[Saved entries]
****

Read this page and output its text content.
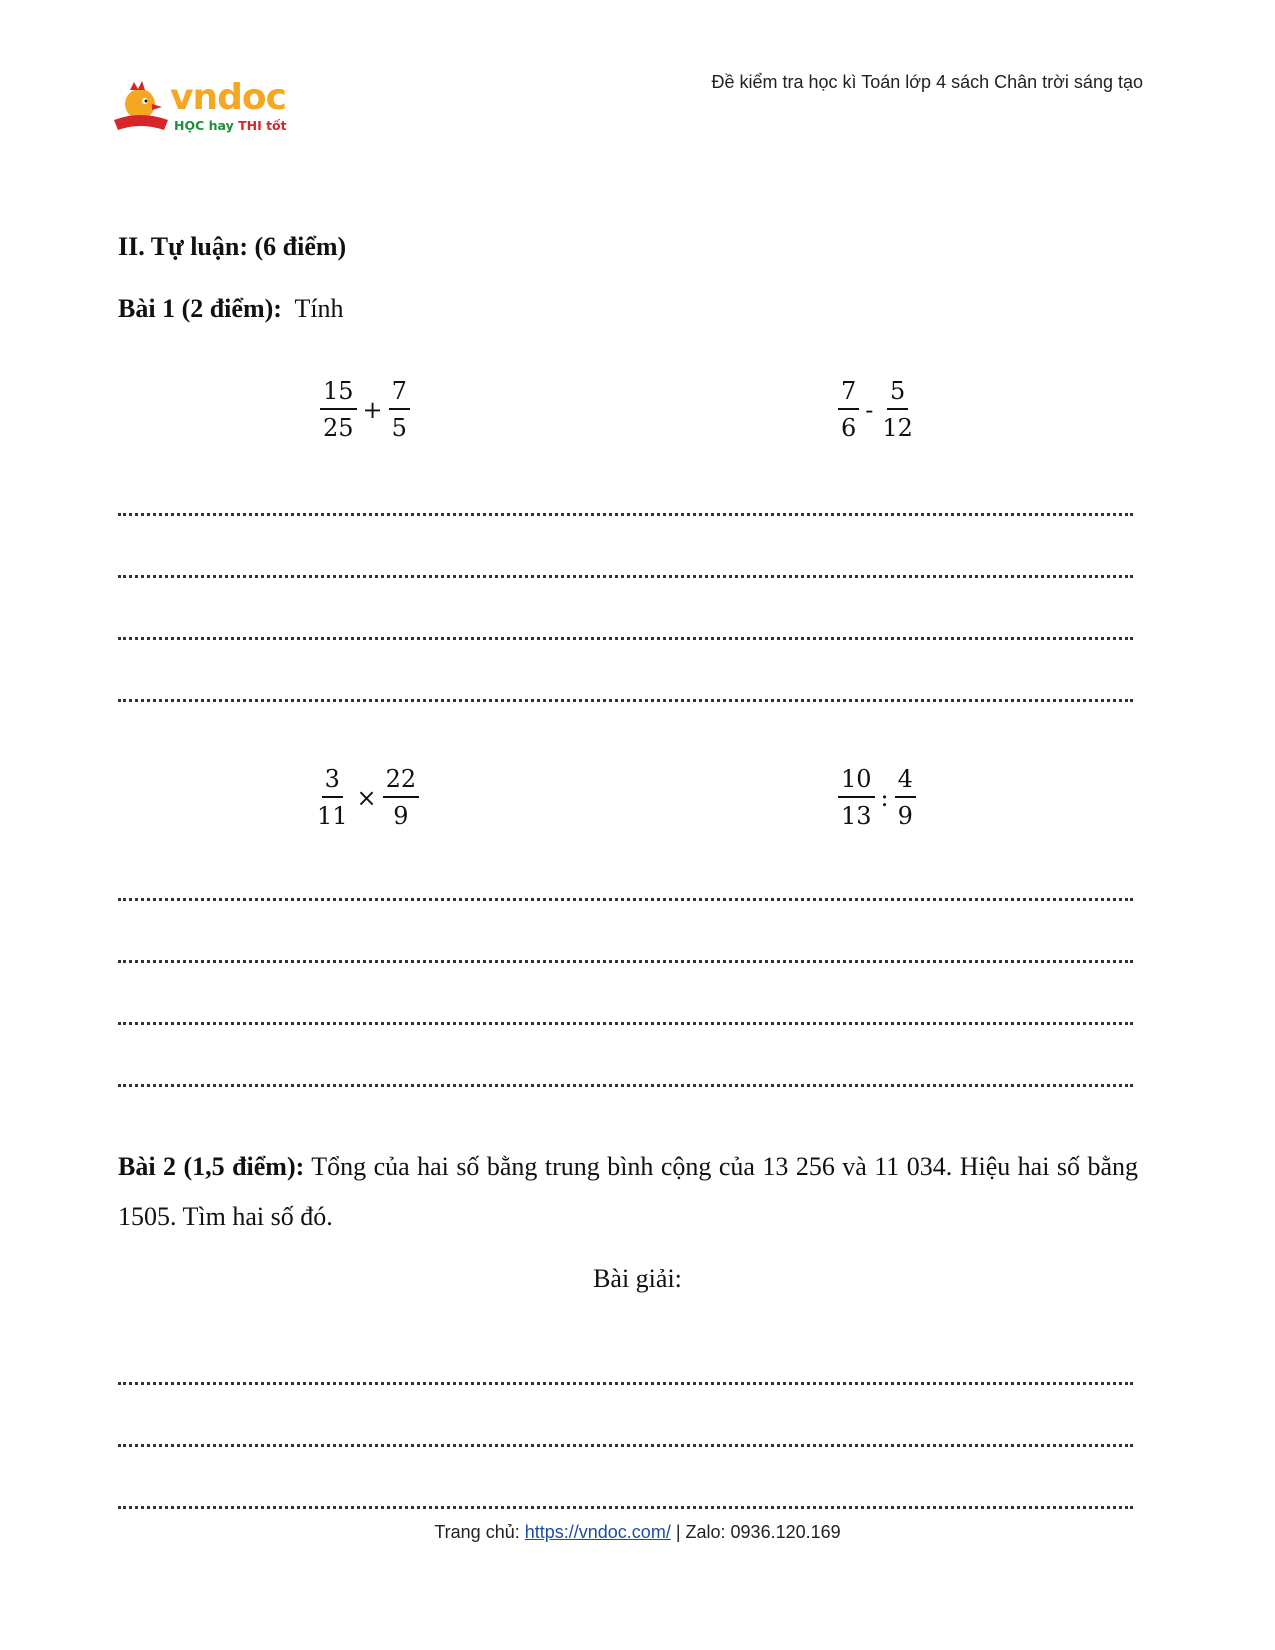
vndoc
HỌC hay THI tốt
Đề kiểm tra học kì Toán lớp 4 sách Chân trời sáng tạo
II. Tự luận: (6 điểm)
Bài 1 (2 điểm): Tính
$\frac{15}{25} + \frac{7}{5}$	$\frac{7}{6} - \frac{5}{12}$
$\frac{3}{11} \times \frac{22}{9}$	$\frac{10}{13}$ : $\frac{4}{9}$
Bài 2 (1,5 điểm): Tổng của hai số bằng trung bình cộng của 13 256 và 11 034. Hiệu hai số bằng 1505. Tìm hai số đó.
Bài giải:
Trang chủ: https://vndoc.com/ | Zalo: 0936.120.169
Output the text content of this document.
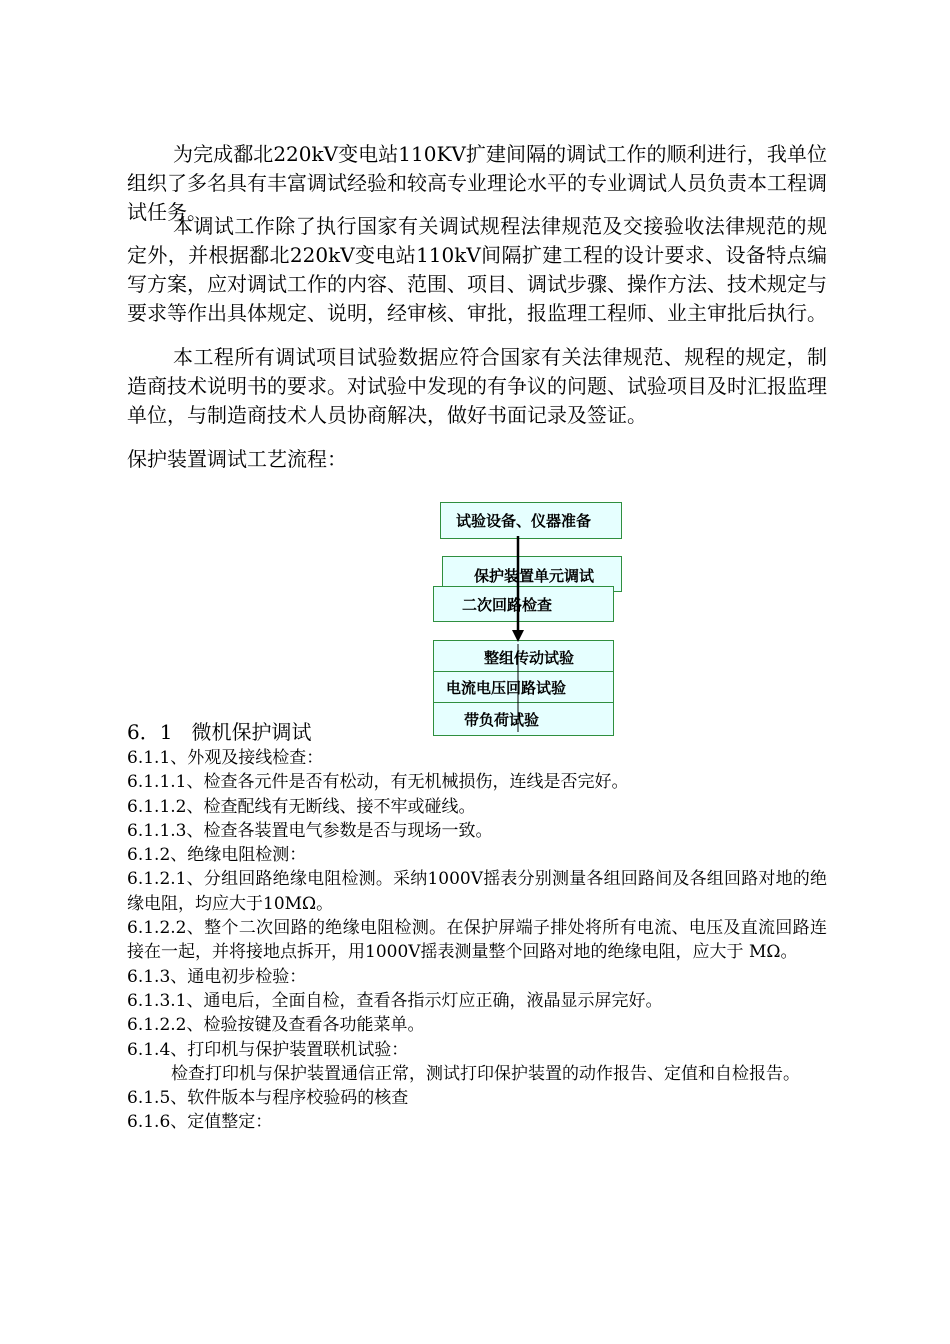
为完成鄱北220kV变电站110KV扩建间隔的调试工作的顺利进行，我单位组织了多名具有丰富调试经验和较高专业理论水平的专业调试人员负责本工程调试任务。

本调试工作除了执行国家有关调试规程法律规范及交接验收法律规范的规定外，并根据鄱北220kV变电站110kV间隔扩建工程的设计要求、设备特点编写方案，应对调试工作的内容、范围、项目、调试步骤、操作方法、技术规定与要求等作出具体规定、说明，经审核、审批，报监理工程师、业主审批后执行。

本工程所有调试项目试验数据应符合国家有关法律规范、规程的规定，制造商技术说明书的要求。对试验中发现的有争议的问题、试验项目及时汇报监理单位，与制造商技术人员协商解决，做好书面记录及签证。

保护装置调试工艺流程：

试验设备、仪器准备
保护装置单元调试
二次回路检查
整组传动试验
电流电压回路试验
带负荷试验

6．1   微机保护调试

6.1.1、外观及接线检查：
6.1.1.1、检查各元件是否有松动，有无机械损伤，连线是否完好。
6.1.1.2、检查配线有无断线、接不牢或碰线。
6.1.1.3、检查各装置电气参数是否与现场一致。
6.1.2、绝缘电阻检测：
6.1.2.1、分组回路绝缘电阻检测。采纳1000V摇表分别测量各组回路间及各组回路对地的绝缘电阻，均应大于10MΩ。
6.1.2.2、整个二次回路的绝缘电阻检测。在保护屏端子排处将所有电流、电压及直流回路连接在一起，并将接地点拆开，用1000V摇表测量整个回路对地的绝缘电阻，应大于 MΩ。
6.1.3、通电初步检验：
6.1.3.1、通电后，全面自检，查看各指示灯应正确，液晶显示屏完好。
6.1.2.2、检验按键及查看各功能菜单。
6.1.4、打印机与保护装置联机试验：
检查打印机与保护装置通信正常，测试打印保护装置的动作报告、定值和自检报告。
6.1.5、软件版本与程序校验码的核查
6.1.6、定值整定：
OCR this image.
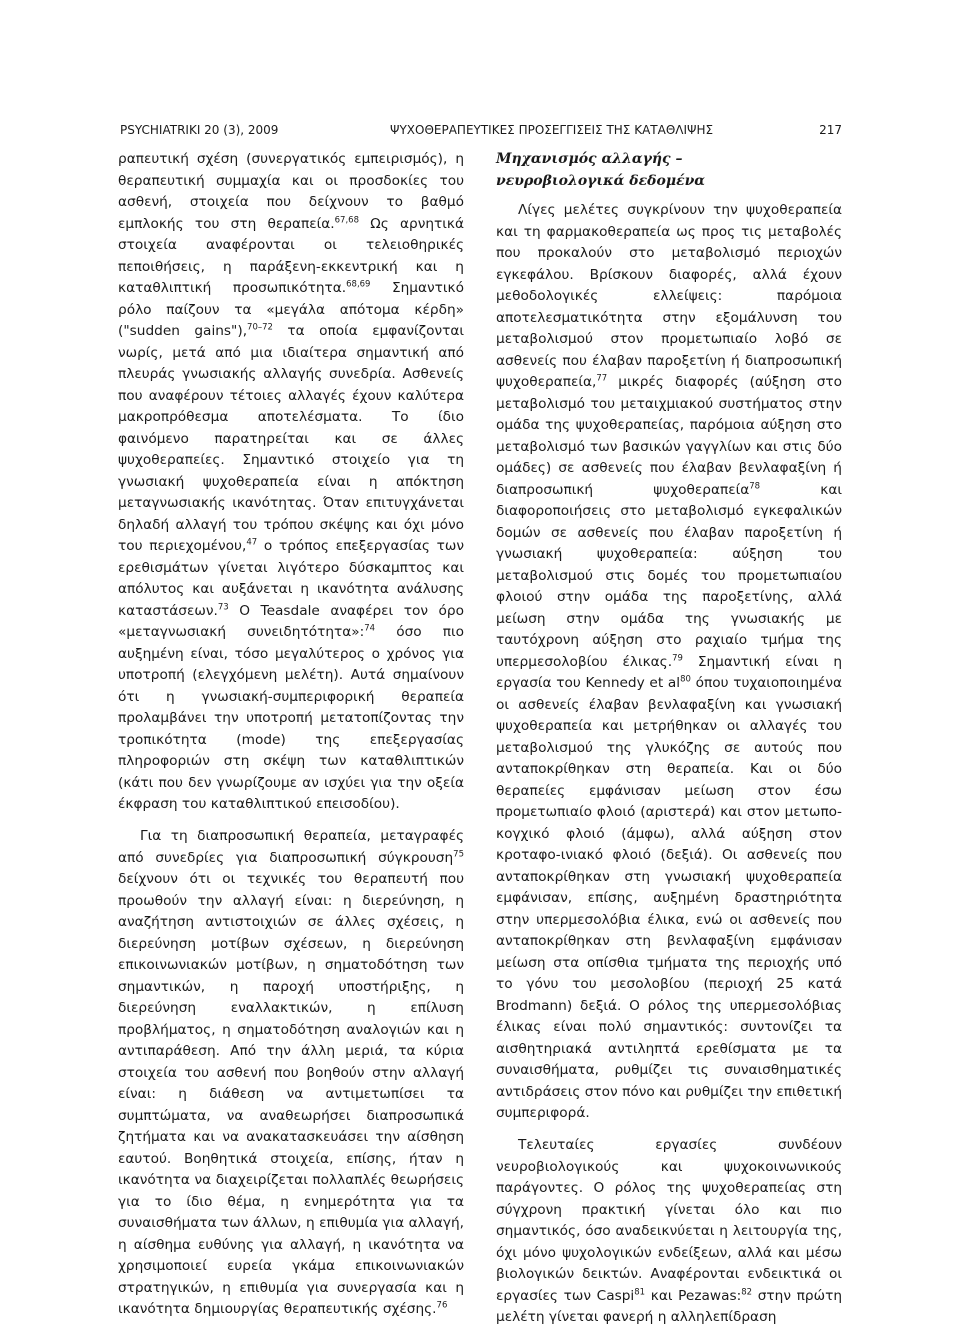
PSYCHIATRIKI 20 (3), 2009	ΨΥΧΟΘΕΡΑΠΕΥΤΙΚΕΣ ΠΡΟΣΕΓΓΙΣΕΙΣ ΤΗΣ ΚΑΤΑΘΛΙΨΗΣ	217

ραπευτική σχέση (συνεργατικός εμπειρισμός), η θεραπευτική συμμαχία και οι προσδοκίες του ασθενή, στοιχεία που δείχνουν το βαθμό εμπλοκής του στη θεραπεία.$^{67,68}$ Ως αρνητικά στοιχεία αναφέρονται οι τελειοθηρικές πεποιθήσεις, η παράξενη-εκκεντρική και η καταθλιπτική προσωπικότητα.$^{68,69}$ Σημαντικό ρόλο παίζουν τα «μεγάλα απότομα κέρδη» ("sudden gains"),$^{70-72}$ τα οποία εμφανίζονται νωρίς, μετά από μια ιδιαίτερα σημαντική από πλευράς γνωσιακής αλλαγής συνεδρία. Ασθενείς που αναφέρουν τέτοιες αλλαγές έχουν καλύτερα μακροπρόθεσμα αποτελέσματα. Το ίδιο φαινόμενο παρατηρείται και σε άλλες ψυχοθεραπείες. Σημαντικό στοιχείο για τη γνωσιακή ψυχοθεραπεία είναι η απόκτηση μεταγνωσιακής ικανότητας. Όταν επιτυγχάνεται δηλαδή αλλαγή του τρόπου σκέψης και όχι μόνο του περιεχομένου,$^{47}$ ο τρόπος επεξεργασίας των ερεθισμάτων γίνεται λιγότερο δύσκαμπτος και απόλυτος και αυξάνεται η ικανότητα ανάλυσης καταστάσεων.$^{73}$ Ο Teasdale αναφέρει τον όρο «μεταγνωσιακή συνειδητότητα»:$^{74}$ όσο πιο αυξημένη είναι, τόσο μεγαλύτερος ο χρόνος για υποτροπή (ελεγχόμενη μελέτη). Αυτά σημαίνουν ότι η γνωσιακή-συμπεριφορική θεραπεία προλαμβάνει την υποτροπή μετατοπίζοντας την τροπικότητα (mode) της επεξεργασίας πληροφοριών στη σκέψη των καταθλιπτικών (κάτι που δεν γνωρίζουμε αν ισχύει για την οξεία έκφραση του καταθλιπτικού επεισοδίου).

Για τη διαπροσωπική θεραπεία, μεταγραφές από συνεδρίες για διαπροσωπική σύγκρουση$^{75}$ δείχνουν ότι οι τεχνικές του θεραπευτή που προωθούν την αλλαγή είναι: η διερεύνηση, η αναζήτηση αντιστοιχιών σε άλλες σχέσεις, η διερεύνηση μοτίβων σχέσεων, η διερεύνηση επικοινωνιακών μοτίβων, η σηματοδότηση των σημαντικών, η παροχή υποστήριξης, η διερεύνηση εναλλακτικών, η επίλυση προβλήματος, η σηματοδότηση αναλογιών και η αντιπαράθεση. Από την άλλη μεριά, τα κύρια στοιχεία του ασθενή που βοηθούν στην αλλαγή είναι: η διάθεση να αντιμετωπίσει τα συμπτώματα, να αναθεωρήσει διαπροσωπικά ζητήματα και να ανακατασκευάσει την αίσθηση εαυτού. Βοηθητικά στοιχεία, επίσης, ήταν η ικανότητα να διαχειρίζεται πολλαπλές θεωρήσεις για το ίδιο θέμα, η ενημερότητα για τα συναισθήματα των άλλων, η επιθυμία για αλλαγή, η αίσθημα ευθύνης για αλλαγή, η ικανότητα να χρησιμοποιεί ευρεία γκάμα επικοινωνιακών στρατηγικών, η επιθυμία για συνεργασία και η ικανότητα δημιουργίας θεραπευτικής σχέσης.$^{76}$

Μηχανισμός αλλαγής –
νευροβιολογικά δεδομένα

Λίγες μελέτες συγκρίνουν την ψυχοθεραπεία και τη φαρμακοθεραπεία ως προς τις μεταβολές που προκαλούν στο μεταβολισμό περιοχών εγκεφάλου. Βρίσκουν διαφορές, αλλά έχουν μεθοδολογικές ελλείψεις: παρόμοια αποτελεσματικότητα στην εξομάλυνση του μεταβολισμού στον προμετωπιαίο λοβό σε ασθενείς που έλαβαν παροξετίνη ή διαπροσωπική ψυχοθεραπεία,$^{77}$ μικρές διαφορές (αύξηση στο μεταβολισμό του μεταιχμιακού συστήματος στην ομάδα της ψυχοθεραπείας, παρόμοια αύξηση στο μεταβολισμό των βασικών γαγγλίων και στις δύο ομάδες) σε ασθενείς που έλαβαν βενλαφαξίνη ή διαπροσωπική ψυχοθεραπεία$^{78}$ και διαφοροποιήσεις στο μεταβολισμό εγκεφαλικών δομών σε ασθενείς που έλαβαν παροξετίνη ή γνωσιακή ψυχοθεραπεία: αύξηση του μεταβολισμού στις δομές του προμετωπιαίου φλοιού στην ομάδα της παροξετίνης, αλλά μείωση στην ομάδα της γνωσιακής με ταυτόχρονη αύξηση στο ραχιαίο τμήμα της υπερμεσολοβίου έλικας.$^{79}$ Σημαντική είναι η εργασία του Kennedy et $al^{80}$ όπου τυχαιοποιημένα οι ασθενείς έλαβαν βενλαφαξίνη και γνωσιακή ψυχοθεραπεία και μετρήθηκαν οι αλλαγές του μεταβολισμού της γλυκόζης σε αυτούς που ανταποκρίθηκαν στη θεραπεία. Και οι δύο θεραπείες εμφάνισαν μείωση στον έσω προμετωπιαίο φλοιό (αριστερά) και στον μετωπο-κογχικό φλοιό (άμφω), αλλά αύξηση στον κροταφο-ινιακό φλοιό (δεξιά). Οι ασθενείς που ανταποκρίθηκαν στη γνωσιακή ψυχοθεραπεία εμφάνισαν, επίσης, αυξημένη δραστηριότητα στην υπερμεσολόβια έλικα, ενώ οι ασθενείς που ανταποκρίθηκαν στη βενλαφαξίνη εμφάνισαν μείωση στα οπίσθια τμήματα της περιοχής υπό το γόνυ του μεσολοβίου (περιοχή 25 κατά Brodmann) δεξιά. Ο ρόλος της υπερμεσολόβιας έλικας είναι πολύ σημαντικός: συντονίζει τα αισθητηριακά αντιληπτά ερεθίσματα με τα συναισθήματα, ρυθμίζει τις συναισθηματικές αντιδράσεις στον πόνο και ρυθμίζει την επιθετική συμπεριφορά.

Τελευταίες εργασίες συνδέουν νευροβιολογικούς και ψυχοκοινωνικούς παράγοντες. Ο ρόλος της ψυχοθεραπείας στη σύγχρονη πρακτική γίνεται όλο και πιο σημαντικός, όσο αναδεικνύεται η λειτουργία της, όχι μόνο ψυχολογικών ενδείξεων, αλλά και μέσω βιολογικών δεικτών. Αναφέρονται ενδεικτικά οι εργασίες των Caspi$^{81}$ και Pezawas:$^{82}$ στην πρώτη μελέτη γίνεται φανερή η αλληλεπίδραση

****

### PROBLEM TO WORK ON
Filter the records above for "this" and copy every matching line.

### THE ANSWER
Read this page and output its text content.
Output the text content of this document.
OCR this image.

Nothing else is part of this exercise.